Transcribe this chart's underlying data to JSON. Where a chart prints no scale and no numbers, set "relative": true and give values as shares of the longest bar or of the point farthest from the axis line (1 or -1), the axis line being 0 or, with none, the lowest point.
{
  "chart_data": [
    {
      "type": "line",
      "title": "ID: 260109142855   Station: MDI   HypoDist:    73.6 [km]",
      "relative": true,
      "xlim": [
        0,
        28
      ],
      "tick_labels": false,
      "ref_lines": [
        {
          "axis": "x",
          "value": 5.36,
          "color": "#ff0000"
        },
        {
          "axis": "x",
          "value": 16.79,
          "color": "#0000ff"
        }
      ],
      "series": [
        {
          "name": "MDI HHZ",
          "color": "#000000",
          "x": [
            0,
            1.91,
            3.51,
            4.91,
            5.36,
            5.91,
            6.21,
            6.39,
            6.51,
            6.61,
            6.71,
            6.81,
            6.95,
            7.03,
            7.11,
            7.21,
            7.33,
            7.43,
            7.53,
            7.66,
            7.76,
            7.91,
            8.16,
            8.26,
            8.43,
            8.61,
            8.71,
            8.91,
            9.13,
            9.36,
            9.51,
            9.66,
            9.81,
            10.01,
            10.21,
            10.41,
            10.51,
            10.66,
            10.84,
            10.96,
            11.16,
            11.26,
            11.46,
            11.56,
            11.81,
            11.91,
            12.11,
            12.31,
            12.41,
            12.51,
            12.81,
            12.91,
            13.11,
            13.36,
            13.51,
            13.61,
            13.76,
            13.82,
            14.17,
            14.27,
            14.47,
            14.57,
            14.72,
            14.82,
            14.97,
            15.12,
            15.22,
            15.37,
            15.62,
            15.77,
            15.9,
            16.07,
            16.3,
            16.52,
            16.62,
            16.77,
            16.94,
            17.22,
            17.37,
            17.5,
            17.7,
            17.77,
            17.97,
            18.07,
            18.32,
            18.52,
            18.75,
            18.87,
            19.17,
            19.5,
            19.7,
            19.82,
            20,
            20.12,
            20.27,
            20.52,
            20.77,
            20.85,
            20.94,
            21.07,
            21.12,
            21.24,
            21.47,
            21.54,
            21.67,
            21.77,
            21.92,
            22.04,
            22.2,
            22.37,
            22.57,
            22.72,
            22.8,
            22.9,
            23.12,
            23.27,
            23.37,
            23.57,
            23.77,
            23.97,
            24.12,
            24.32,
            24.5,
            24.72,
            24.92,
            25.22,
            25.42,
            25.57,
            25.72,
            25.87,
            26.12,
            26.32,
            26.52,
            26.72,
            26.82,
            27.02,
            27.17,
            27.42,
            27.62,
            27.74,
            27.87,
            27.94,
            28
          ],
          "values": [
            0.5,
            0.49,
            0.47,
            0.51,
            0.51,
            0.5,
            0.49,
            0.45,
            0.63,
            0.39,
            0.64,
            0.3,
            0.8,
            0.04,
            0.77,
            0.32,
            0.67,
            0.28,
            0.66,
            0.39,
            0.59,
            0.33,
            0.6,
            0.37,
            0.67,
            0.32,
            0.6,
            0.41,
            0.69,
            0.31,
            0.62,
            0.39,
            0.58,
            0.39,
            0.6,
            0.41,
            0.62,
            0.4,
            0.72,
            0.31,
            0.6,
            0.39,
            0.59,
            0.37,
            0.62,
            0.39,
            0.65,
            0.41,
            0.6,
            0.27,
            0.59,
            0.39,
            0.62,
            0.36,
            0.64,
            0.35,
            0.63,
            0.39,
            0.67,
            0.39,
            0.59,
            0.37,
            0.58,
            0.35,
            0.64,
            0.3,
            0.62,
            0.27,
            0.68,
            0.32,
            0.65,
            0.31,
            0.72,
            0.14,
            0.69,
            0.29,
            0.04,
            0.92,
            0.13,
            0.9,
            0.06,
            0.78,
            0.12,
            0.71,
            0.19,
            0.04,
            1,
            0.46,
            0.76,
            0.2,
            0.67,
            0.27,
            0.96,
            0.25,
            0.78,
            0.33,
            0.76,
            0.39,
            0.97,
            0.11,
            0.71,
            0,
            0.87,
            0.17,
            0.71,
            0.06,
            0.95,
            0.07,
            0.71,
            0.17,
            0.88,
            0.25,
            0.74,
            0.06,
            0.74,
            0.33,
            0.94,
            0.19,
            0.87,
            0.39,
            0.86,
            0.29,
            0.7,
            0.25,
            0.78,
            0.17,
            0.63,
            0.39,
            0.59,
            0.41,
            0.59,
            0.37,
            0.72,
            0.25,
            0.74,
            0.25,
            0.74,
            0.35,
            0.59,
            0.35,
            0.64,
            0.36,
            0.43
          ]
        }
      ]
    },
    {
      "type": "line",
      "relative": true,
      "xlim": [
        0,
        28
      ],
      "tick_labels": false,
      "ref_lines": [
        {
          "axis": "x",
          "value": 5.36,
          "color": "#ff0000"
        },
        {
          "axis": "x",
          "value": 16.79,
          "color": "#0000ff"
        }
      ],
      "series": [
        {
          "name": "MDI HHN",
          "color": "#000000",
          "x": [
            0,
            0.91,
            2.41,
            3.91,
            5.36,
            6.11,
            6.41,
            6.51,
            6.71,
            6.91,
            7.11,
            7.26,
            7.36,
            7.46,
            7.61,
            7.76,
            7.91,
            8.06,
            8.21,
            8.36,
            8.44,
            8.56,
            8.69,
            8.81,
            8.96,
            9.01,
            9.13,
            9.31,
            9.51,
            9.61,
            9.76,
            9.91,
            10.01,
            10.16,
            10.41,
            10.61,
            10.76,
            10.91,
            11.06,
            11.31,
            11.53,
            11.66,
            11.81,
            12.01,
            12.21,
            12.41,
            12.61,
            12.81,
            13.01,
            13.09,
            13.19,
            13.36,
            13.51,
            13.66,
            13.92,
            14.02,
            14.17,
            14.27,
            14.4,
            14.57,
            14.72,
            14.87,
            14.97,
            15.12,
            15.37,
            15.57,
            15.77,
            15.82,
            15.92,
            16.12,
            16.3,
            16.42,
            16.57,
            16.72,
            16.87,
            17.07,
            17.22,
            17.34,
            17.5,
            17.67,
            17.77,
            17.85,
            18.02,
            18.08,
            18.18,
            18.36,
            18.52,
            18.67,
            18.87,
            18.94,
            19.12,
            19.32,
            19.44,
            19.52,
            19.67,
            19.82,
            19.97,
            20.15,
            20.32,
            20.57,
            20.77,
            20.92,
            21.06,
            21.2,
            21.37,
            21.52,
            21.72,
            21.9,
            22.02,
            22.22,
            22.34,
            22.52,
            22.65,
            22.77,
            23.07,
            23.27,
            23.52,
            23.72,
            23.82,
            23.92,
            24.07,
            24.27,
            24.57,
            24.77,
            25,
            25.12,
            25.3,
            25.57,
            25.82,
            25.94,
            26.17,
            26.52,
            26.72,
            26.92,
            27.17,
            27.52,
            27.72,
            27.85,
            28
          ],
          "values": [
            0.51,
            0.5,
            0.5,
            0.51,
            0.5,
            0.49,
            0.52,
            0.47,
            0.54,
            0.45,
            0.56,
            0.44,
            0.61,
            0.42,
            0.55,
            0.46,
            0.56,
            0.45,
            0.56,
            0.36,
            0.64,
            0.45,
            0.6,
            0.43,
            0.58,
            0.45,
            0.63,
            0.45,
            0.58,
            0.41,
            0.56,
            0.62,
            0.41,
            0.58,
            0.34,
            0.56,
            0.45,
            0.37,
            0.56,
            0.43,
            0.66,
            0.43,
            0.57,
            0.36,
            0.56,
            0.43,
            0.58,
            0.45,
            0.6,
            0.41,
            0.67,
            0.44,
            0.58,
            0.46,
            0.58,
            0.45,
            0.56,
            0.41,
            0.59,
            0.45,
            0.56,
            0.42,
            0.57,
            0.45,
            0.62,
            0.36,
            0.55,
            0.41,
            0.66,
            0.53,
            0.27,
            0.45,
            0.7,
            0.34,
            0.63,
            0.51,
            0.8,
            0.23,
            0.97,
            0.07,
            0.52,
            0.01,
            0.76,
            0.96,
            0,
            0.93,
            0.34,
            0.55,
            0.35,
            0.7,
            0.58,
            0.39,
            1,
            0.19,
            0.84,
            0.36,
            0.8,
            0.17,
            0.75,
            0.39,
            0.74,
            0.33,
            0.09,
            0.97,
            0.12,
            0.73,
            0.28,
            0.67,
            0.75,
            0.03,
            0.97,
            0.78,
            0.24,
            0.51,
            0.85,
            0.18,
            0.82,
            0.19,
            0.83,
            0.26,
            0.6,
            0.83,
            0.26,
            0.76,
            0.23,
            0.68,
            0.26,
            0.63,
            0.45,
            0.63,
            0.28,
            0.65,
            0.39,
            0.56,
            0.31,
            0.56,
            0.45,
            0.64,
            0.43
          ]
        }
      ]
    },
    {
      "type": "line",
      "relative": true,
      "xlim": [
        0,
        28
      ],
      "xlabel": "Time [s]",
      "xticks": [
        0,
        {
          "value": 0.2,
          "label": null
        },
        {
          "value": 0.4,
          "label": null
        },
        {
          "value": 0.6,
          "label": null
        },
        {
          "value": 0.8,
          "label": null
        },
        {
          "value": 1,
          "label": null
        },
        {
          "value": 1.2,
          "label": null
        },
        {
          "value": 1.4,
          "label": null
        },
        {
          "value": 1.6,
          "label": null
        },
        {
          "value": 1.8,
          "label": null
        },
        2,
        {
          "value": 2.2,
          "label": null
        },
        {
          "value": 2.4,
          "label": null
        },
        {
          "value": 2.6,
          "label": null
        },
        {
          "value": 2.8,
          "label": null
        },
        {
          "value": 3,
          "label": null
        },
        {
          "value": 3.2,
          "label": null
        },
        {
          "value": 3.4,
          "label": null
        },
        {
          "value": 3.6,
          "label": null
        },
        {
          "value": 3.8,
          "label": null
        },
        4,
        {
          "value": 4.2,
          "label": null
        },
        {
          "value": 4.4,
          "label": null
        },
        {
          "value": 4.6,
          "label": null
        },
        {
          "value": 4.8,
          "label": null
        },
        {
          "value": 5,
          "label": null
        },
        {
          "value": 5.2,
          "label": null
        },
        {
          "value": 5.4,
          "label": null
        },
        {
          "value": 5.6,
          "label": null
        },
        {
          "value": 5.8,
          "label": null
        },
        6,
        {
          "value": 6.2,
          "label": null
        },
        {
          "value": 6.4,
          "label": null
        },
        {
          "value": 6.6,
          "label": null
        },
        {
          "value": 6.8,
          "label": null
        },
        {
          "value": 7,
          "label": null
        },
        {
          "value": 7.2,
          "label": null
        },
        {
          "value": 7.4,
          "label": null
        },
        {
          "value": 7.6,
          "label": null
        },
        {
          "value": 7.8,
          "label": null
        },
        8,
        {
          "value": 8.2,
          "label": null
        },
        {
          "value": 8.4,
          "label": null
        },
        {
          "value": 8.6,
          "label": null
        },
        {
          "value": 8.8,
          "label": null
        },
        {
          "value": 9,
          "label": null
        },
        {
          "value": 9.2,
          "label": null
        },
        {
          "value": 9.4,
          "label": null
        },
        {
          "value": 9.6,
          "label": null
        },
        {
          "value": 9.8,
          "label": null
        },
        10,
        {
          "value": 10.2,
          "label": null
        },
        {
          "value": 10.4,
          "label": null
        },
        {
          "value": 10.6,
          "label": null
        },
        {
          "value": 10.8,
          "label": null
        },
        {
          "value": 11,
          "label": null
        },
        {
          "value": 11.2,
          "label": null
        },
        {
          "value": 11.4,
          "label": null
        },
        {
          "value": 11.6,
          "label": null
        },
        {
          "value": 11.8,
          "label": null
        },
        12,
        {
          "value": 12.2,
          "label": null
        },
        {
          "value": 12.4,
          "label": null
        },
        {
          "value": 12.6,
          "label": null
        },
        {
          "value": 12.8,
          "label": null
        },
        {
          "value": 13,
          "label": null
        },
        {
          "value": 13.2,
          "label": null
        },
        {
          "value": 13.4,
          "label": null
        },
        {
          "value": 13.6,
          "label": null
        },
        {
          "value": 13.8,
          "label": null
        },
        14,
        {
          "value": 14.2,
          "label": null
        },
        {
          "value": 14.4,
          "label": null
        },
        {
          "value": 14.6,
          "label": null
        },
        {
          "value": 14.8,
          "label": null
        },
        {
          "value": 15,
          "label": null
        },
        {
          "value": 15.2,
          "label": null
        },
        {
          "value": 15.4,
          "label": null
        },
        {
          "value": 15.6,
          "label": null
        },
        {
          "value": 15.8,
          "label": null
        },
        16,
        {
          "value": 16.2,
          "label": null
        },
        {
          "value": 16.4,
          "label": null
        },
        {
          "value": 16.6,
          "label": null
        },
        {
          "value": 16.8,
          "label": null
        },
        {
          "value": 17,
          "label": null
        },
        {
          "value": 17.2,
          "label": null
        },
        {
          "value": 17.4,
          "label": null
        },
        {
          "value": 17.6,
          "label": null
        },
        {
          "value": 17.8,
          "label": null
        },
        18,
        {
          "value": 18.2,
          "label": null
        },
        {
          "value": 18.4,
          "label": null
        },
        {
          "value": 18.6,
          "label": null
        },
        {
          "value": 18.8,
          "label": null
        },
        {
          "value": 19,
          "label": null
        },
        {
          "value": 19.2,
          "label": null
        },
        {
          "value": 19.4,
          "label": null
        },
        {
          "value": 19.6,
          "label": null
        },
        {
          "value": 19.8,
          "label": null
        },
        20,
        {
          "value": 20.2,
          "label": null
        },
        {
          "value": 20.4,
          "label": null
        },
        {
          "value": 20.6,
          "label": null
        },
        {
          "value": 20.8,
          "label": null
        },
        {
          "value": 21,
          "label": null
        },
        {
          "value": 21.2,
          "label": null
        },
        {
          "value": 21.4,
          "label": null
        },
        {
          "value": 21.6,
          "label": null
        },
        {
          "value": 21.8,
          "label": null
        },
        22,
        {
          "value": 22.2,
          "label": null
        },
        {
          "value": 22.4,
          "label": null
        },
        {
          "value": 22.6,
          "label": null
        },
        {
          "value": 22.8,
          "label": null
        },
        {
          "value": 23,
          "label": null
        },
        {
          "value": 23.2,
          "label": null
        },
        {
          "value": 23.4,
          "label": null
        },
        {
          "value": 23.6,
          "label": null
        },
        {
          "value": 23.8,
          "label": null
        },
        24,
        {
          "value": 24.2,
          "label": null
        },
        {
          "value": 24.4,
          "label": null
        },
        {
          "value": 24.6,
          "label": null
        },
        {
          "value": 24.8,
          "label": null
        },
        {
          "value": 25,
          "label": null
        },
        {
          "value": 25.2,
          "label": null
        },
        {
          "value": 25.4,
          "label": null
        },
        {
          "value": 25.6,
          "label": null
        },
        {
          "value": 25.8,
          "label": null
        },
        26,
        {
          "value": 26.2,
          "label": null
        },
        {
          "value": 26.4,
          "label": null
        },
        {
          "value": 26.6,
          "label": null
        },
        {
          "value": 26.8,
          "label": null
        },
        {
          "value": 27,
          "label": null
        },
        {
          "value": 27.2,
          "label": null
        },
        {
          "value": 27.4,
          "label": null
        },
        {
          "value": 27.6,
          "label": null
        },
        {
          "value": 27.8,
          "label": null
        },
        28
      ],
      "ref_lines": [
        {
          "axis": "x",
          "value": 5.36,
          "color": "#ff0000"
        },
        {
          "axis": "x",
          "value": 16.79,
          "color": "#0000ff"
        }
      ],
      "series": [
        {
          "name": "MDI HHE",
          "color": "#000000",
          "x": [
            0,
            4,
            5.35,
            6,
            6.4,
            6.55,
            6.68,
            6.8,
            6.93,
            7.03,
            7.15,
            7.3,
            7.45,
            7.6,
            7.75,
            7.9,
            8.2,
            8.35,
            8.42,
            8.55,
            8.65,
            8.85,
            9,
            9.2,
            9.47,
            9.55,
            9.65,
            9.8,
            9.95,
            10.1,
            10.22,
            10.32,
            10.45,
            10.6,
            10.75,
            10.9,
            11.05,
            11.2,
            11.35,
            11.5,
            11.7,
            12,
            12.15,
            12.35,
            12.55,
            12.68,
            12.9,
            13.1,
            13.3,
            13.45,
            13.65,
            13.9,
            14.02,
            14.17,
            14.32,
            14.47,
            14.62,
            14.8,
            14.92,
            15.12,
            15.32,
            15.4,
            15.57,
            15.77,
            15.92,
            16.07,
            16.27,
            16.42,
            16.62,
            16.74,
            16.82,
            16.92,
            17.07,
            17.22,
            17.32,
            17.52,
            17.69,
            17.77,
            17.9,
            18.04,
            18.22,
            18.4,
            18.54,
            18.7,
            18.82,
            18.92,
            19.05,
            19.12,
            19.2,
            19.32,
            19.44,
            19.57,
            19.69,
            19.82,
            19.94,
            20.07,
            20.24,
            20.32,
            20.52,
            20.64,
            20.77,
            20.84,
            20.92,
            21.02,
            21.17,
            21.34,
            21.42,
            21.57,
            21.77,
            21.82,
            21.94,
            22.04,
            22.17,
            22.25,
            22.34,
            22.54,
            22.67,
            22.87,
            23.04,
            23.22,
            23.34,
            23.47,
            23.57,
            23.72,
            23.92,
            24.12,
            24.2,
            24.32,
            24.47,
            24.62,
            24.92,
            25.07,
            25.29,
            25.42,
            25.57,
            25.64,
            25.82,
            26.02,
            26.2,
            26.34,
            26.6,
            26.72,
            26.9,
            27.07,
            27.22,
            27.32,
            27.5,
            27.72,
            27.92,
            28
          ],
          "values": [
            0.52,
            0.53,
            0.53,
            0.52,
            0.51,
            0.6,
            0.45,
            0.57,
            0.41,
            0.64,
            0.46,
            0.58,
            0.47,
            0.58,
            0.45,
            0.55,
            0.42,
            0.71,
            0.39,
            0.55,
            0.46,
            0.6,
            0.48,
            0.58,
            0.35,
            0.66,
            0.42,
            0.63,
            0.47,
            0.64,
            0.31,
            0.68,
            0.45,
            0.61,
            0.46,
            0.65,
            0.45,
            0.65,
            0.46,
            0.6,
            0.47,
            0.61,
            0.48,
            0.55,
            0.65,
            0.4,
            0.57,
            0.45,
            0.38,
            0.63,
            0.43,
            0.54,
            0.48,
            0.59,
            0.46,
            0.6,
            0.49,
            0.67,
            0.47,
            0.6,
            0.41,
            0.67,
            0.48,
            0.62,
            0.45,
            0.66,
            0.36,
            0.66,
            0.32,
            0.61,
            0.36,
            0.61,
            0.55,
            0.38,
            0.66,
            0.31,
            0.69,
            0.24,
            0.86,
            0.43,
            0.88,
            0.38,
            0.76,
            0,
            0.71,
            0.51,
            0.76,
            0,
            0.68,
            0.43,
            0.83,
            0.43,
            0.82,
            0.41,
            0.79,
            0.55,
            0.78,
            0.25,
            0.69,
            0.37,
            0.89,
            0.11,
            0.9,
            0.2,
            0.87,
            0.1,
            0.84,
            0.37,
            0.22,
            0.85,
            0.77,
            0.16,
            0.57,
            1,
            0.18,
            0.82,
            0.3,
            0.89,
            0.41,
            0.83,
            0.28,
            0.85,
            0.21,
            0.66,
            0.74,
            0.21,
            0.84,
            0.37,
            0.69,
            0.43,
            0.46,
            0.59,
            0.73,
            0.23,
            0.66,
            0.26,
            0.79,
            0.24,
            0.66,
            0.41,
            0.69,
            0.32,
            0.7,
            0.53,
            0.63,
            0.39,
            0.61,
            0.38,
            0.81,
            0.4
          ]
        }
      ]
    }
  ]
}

*BRIEF:*
Report the number of lines that contain "name", with no other words.

*TASK SOLUTION:*
3